__Data__

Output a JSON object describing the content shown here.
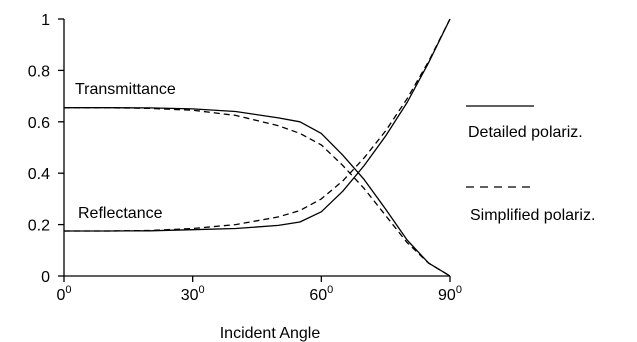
{
  "chart_data": {
    "type": "line",
    "xlabel": "Incident Angle",
    "ylabel": "",
    "xlim": [
      0,
      90
    ],
    "ylim": [
      0,
      1
    ],
    "x_ticks": [
      {
        "value": 0,
        "base": "0",
        "sup": "0"
      },
      {
        "value": 30,
        "base": "30",
        "sup": "0"
      },
      {
        "value": 60,
        "base": "60",
        "sup": "0"
      },
      {
        "value": 90,
        "base": "90",
        "sup": "0"
      }
    ],
    "y_ticks": [
      "0",
      "0.2",
      "0.4",
      "0.6",
      "0.8",
      "1"
    ],
    "grid": false,
    "annotations": {
      "transmittance": "Transmittance",
      "reflectance": "Reflectance"
    },
    "legend": {
      "position": "right",
      "entries": [
        {
          "label": "Detailed polariz.",
          "style": "solid"
        },
        {
          "label": "Simplified polariz.",
          "style": "dashed"
        }
      ]
    },
    "series": [
      {
        "group": "Transmittance",
        "style": "solid",
        "x": [
          0,
          10,
          20,
          30,
          40,
          50,
          55,
          60,
          65,
          70,
          75,
          80,
          85,
          90
        ],
        "y": [
          0.655,
          0.655,
          0.654,
          0.65,
          0.64,
          0.615,
          0.6,
          0.555,
          0.47,
          0.375,
          0.26,
          0.14,
          0.05,
          0.0
        ]
      },
      {
        "group": "Transmittance",
        "style": "dashed",
        "x": [
          0,
          10,
          20,
          30,
          40,
          50,
          55,
          60,
          65,
          70,
          75,
          80,
          85,
          90
        ],
        "y": [
          0.655,
          0.655,
          0.652,
          0.645,
          0.625,
          0.585,
          0.555,
          0.51,
          0.43,
          0.34,
          0.235,
          0.13,
          0.05,
          0.0
        ]
      },
      {
        "group": "Reflectance",
        "style": "solid",
        "x": [
          0,
          10,
          20,
          30,
          40,
          50,
          55,
          60,
          65,
          70,
          75,
          80,
          85,
          90
        ],
        "y": [
          0.175,
          0.175,
          0.176,
          0.18,
          0.185,
          0.197,
          0.21,
          0.25,
          0.33,
          0.43,
          0.545,
          0.675,
          0.83,
          1.0
        ]
      },
      {
        "group": "Reflectance",
        "style": "dashed",
        "x": [
          0,
          10,
          20,
          30,
          40,
          50,
          55,
          60,
          65,
          70,
          75,
          80,
          85,
          90
        ],
        "y": [
          0.175,
          0.175,
          0.177,
          0.185,
          0.2,
          0.23,
          0.255,
          0.3,
          0.37,
          0.46,
          0.565,
          0.69,
          0.835,
          1.0
        ]
      }
    ]
  }
}
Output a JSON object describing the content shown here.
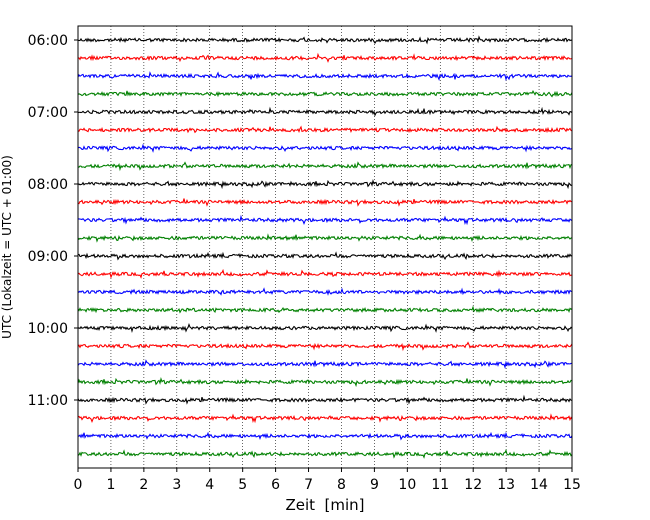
{
  "chart_data": {
    "type": "line",
    "title": "",
    "xlabel": "Zeit  [min]",
    "ylabel": "UTC (Lokalzeit = UTC + 01:00)",
    "xlim": [
      0,
      15
    ],
    "x_ticks": [
      0,
      1,
      2,
      3,
      4,
      5,
      6,
      7,
      8,
      9,
      10,
      11,
      12,
      13,
      14,
      15
    ],
    "y_tick_labels": [
      "06:00",
      "07:00",
      "08:00",
      "09:00",
      "10:00",
      "11:00"
    ],
    "grid": "vertical dotted at each minute",
    "trace_interval_minutes": 15,
    "start_time": "06:00",
    "end_time": "11:45",
    "trace_colors": [
      "#000000",
      "#ff0000",
      "#0000ff",
      "#008000"
    ],
    "series": [
      {
        "start": "06:00",
        "color": "#000000"
      },
      {
        "start": "06:15",
        "color": "#ff0000"
      },
      {
        "start": "06:30",
        "color": "#0000ff"
      },
      {
        "start": "06:45",
        "color": "#008000"
      },
      {
        "start": "07:00",
        "color": "#000000"
      },
      {
        "start": "07:15",
        "color": "#ff0000"
      },
      {
        "start": "07:30",
        "color": "#0000ff"
      },
      {
        "start": "07:45",
        "color": "#008000"
      },
      {
        "start": "08:00",
        "color": "#000000"
      },
      {
        "start": "08:15",
        "color": "#ff0000"
      },
      {
        "start": "08:30",
        "color": "#0000ff"
      },
      {
        "start": "08:45",
        "color": "#008000"
      },
      {
        "start": "09:00",
        "color": "#000000"
      },
      {
        "start": "09:15",
        "color": "#ff0000"
      },
      {
        "start": "09:30",
        "color": "#0000ff"
      },
      {
        "start": "09:45",
        "color": "#008000"
      },
      {
        "start": "10:00",
        "color": "#000000"
      },
      {
        "start": "10:15",
        "color": "#ff0000"
      },
      {
        "start": "10:30",
        "color": "#0000ff"
      },
      {
        "start": "10:45",
        "color": "#008000"
      },
      {
        "start": "11:00",
        "color": "#000000"
      },
      {
        "start": "11:15",
        "color": "#ff0000"
      },
      {
        "start": "11:30",
        "color": "#0000ff"
      },
      {
        "start": "11:45",
        "color": "#008000"
      }
    ]
  }
}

__Directions for this task__
Copy out each record shown above without alteration, skipping any picture.

__Problem solution__
Output a JSON object describing the content shown here.
{
  "chart_data": {
    "type": "line",
    "xlabel": "Incident Angle",
    "ylabel": "",
    "xlim": [
      0,
      90
    ],
    "ylim": [
      0,
      1
    ],
    "x_ticks": [
      {
        "value": 0,
        "base": "0",
        "sup": "0"
      },
      {
        "value": 30,
        "base": "30",
        "sup": "0"
      },
      {
        "value": 60,
        "base": "60",
        "sup": "0"
      },
      {
        "value": 90,
        "base": "90",
        "sup": "0"
      }
    ],
    "y_ticks": [
      "0",
      "0.2",
      "0.4",
      "0.6",
      "0.8",
      "1"
    ],
    "grid": false,
    "annotations": {
      "transmittance": "Transmittance",
      "reflectance": "Reflectance"
    },
    "legend": {
      "position": "right",
      "entries": [
        {
          "label": "Detailed polariz.",
          "style": "solid"
        },
        {
          "label": "Simplified polariz.",
          "style": "dashed"
        }
      ]
    },
    "series": [
      {
        "group": "Transmittance",
        "style": "solid",
        "x": [
          0,
          10,
          20,
          30,
          40,
          50,
          55,
          60,
          65,
          70,
          75,
          80,
          85,
          90
        ],
        "y": [
          0.655,
          0.655,
          0.654,
          0.65,
          0.64,
          0.615,
          0.6,
          0.555,
          0.47,
          0.375,
          0.26,
          0.14,
          0.05,
          0.0
        ]
      },
      {
        "group": "Transmittance",
        "style": "dashed",
        "x": [
          0,
          10,
          20,
          30,
          40,
          50,
          55,
          60,
          65,
          70,
          75,
          80,
          85,
          90
        ],
        "y": [
          0.655,
          0.655,
          0.652,
          0.645,
          0.625,
          0.585,
          0.555,
          0.51,
          0.43,
          0.34,
          0.235,
          0.13,
          0.05,
          0.0
        ]
      },
      {
        "group": "Reflectance",
        "style": "solid",
        "x": [
          0,
          10,
          20,
          30,
          40,
          50,
          55,
          60,
          65,
          70,
          75,
          80,
          85,
          90
        ],
        "y": [
          0.175,
          0.175,
          0.176,
          0.18,
          0.185,
          0.197,
          0.21,
          0.25,
          0.33,
          0.43,
          0.545,
          0.675,
          0.83,
          1.0
        ]
      },
      {
        "group": "Reflectance",
        "style": "dashed",
        "x": [
          0,
          10,
          20,
          30,
          40,
          50,
          55,
          60,
          65,
          70,
          75,
          80,
          85,
          90
        ],
        "y": [
          0.175,
          0.175,
          0.177,
          0.185,
          0.2,
          0.23,
          0.255,
          0.3,
          0.37,
          0.46,
          0.565,
          0.69,
          0.835,
          1.0
        ]
      }
    ]
  }
}
Output a JSON object describing the content shown here.
{
  "chart_data": {
    "type": "line",
    "title": "",
    "xlabel": "Zeit  [min]",
    "ylabel": "UTC (Lokalzeit = UTC + 01:00)",
    "xlim": [
      0,
      15
    ],
    "x_ticks": [
      0,
      1,
      2,
      3,
      4,
      5,
      6,
      7,
      8,
      9,
      10,
      11,
      12,
      13,
      14,
      15
    ],
    "y_tick_labels": [
      "06:00",
      "07:00",
      "08:00",
      "09:00",
      "10:00",
      "11:00"
    ],
    "grid": "vertical dotted at each minute",
    "trace_interval_minutes": 15,
    "start_time": "06:00",
    "end_time": "11:45",
    "trace_colors": [
      "#000000",
      "#ff0000",
      "#0000ff",
      "#008000"
    ],
    "series": [
      {
        "start": "06:00",
        "color": "#000000"
      },
      {
        "start": "06:15",
        "color": "#ff0000"
      },
      {
        "start": "06:30",
        "color": "#0000ff"
      },
      {
        "start": "06:45",
        "color": "#008000"
      },
      {
        "start": "07:00",
        "color": "#000000"
      },
      {
        "start": "07:15",
        "color": "#ff0000"
      },
      {
        "start": "07:30",
        "color": "#0000ff"
      },
      {
        "start": "07:45",
        "color": "#008000"
      },
      {
        "start": "08:00",
        "color": "#000000"
      },
      {
        "start": "08:15",
        "color": "#ff0000"
      },
      {
        "start": "08:30",
        "color": "#0000ff"
      },
      {
        "start": "08:45",
        "color": "#008000"
      },
      {
        "start": "09:00",
        "color": "#000000"
      },
      {
        "start": "09:15",
        "color": "#ff0000"
      },
      {
        "start": "09:30",
        "color": "#0000ff"
      },
      {
        "start": "09:45",
        "color": "#008000"
      },
      {
        "start": "10:00",
        "color": "#000000"
      },
      {
        "start": "10:15",
        "color": "#ff0000"
      },
      {
        "start": "10:30",
        "color": "#0000ff"
      },
      {
        "start": "10:45",
        "color": "#008000"
      },
      {
        "start": "11:00",
        "color": "#000000"
      },
      {
        "start": "11:15",
        "color": "#ff0000"
      },
      {
        "start": "11:30",
        "color": "#0000ff"
      },
      {
        "start": "11:45",
        "color": "#008000"
      }
    ]
  }
}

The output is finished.